Studio album by Bonfire
- Released: 1986
- Recorded: 1985
- Genre: Heavy metal, glam metal
- Length: 37:56
- Label: RCA Records
- Producer: Dave Hutchins and Bonfire

Bonfire chronology
| Longing for You (EP) (1985) | Don't Touch the Light (1986) | Fireworks (1987) |

= Don't Touch the Light =

Don't Touch the Light is the first album by German hard rock band Bonfire, following its name change from Cacumen. It was released in 1986 on RCA Records.

AllMusic wrote that the album is considered a "classic" of the "melodic hard rock" genre.

Professional ratings
Review scores
| Source | Rating |
| AllMusic |  |
| The Encyclopedia of Popular Music |  |

==Track listing==

| No. | Title | Writer(s) | Length |
|---|---|---|---|
| 1. | "Intro" | Claus Lessmann, Hans Ziller, Horst Maier-Thorn, Joerg Deisinger, Dominik Huelshorst | 1:58 |
| 2. | "Starin' Eyes" | Maier-Thorn, Lessmann | 4:10 |
| 3. | "Hot to Rock" | Ziller, Deisinger, Lessmann | 4:12 |
| 4. | "You Make Me Feel" | Ziller, Lessmann | 4:44 |
| 5. | "Longing for You" | Lessmann, Ziller, Maier-Thorn | 3:45 |
| 6. | "Don't Touch the Light" | Ziller, Maier-Thorn, Lessmann | 4:31 |
| 7. | "S.D.I." | Lessmann, Ziller, Maier-Thorn | 5:47 |
| 8. | "No More" | Ziller, Lessmann | 4:10 |
| 9. | "L.A." | Ziller, Lessmann | 4:39 |

==Remastered edition==
In 2009, Don't Touch the Light was remastered by Toni Ubler for the company Yesterrock. This edition of the album now featured seven additional songs—all live performances by Bonfire from circa 1986 when the album was originally released.

▸ **Your instructions**
Duplicate the album article word for word from "Don't Touch the Light is" to "on RCA Records.".

▸ **Data lines**

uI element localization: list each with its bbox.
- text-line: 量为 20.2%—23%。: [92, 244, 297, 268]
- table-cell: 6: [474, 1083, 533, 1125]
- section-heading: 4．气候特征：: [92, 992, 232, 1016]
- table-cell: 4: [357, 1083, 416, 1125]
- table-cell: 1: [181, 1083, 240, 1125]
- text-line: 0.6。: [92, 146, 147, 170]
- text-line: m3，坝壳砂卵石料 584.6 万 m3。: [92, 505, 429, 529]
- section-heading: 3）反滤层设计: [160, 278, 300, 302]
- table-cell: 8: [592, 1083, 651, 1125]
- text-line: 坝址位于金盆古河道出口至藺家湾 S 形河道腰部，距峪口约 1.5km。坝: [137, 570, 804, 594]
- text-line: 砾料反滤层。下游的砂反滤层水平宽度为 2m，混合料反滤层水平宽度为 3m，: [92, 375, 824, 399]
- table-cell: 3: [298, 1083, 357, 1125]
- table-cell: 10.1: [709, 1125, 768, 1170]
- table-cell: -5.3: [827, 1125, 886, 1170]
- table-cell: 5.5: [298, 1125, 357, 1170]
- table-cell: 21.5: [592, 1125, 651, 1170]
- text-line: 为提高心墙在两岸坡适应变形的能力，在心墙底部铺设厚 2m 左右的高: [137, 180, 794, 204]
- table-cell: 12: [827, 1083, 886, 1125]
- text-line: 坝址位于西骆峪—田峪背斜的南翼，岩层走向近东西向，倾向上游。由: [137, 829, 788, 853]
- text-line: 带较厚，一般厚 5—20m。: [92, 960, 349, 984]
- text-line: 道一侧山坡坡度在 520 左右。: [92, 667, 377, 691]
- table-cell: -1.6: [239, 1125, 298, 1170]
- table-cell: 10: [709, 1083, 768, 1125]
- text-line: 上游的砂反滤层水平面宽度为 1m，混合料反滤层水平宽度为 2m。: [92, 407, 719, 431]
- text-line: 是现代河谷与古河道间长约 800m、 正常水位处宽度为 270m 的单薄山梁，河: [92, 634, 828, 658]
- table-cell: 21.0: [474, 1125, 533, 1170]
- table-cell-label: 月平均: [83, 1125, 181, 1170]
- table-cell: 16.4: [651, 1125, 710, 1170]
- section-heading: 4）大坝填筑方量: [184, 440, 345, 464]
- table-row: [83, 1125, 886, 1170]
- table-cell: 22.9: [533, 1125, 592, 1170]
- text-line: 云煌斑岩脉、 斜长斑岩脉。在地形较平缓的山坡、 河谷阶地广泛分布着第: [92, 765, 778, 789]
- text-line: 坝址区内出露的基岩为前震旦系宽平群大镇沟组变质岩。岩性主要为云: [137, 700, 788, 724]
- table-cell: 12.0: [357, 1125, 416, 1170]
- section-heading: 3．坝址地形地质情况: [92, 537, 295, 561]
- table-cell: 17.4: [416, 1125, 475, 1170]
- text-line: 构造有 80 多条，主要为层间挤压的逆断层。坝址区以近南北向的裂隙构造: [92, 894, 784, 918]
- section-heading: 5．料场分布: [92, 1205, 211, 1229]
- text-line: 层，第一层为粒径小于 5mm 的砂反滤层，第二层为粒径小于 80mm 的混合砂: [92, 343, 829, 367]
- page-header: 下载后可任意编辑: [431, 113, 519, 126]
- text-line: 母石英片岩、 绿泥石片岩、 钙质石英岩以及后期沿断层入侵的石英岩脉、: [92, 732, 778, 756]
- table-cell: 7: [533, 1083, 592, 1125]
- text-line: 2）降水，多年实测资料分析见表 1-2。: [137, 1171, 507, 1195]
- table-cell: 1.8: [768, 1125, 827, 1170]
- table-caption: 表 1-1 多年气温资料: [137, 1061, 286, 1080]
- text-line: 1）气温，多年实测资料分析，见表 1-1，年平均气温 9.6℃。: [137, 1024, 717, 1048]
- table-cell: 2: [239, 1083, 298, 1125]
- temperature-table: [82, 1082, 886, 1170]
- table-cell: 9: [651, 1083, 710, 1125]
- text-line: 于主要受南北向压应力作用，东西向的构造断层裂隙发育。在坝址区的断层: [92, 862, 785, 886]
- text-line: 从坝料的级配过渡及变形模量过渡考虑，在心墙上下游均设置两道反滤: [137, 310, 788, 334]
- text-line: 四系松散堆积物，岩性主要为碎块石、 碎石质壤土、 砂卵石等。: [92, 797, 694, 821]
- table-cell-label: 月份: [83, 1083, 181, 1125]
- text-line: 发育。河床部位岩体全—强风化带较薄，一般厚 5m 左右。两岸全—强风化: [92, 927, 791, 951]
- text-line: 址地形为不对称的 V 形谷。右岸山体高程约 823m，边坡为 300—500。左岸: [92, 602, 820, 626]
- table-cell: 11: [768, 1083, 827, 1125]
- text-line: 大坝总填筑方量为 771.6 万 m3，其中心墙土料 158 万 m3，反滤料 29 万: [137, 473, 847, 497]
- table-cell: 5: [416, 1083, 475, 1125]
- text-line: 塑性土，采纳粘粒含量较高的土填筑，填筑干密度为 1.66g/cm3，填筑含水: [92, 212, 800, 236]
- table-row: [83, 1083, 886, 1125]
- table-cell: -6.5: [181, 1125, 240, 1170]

▸ **Task output**
Don't Touch the Light is the first album by German hard rock band Bonfire, following its name change from Cacumen. It was released in 1986 on RCA Records.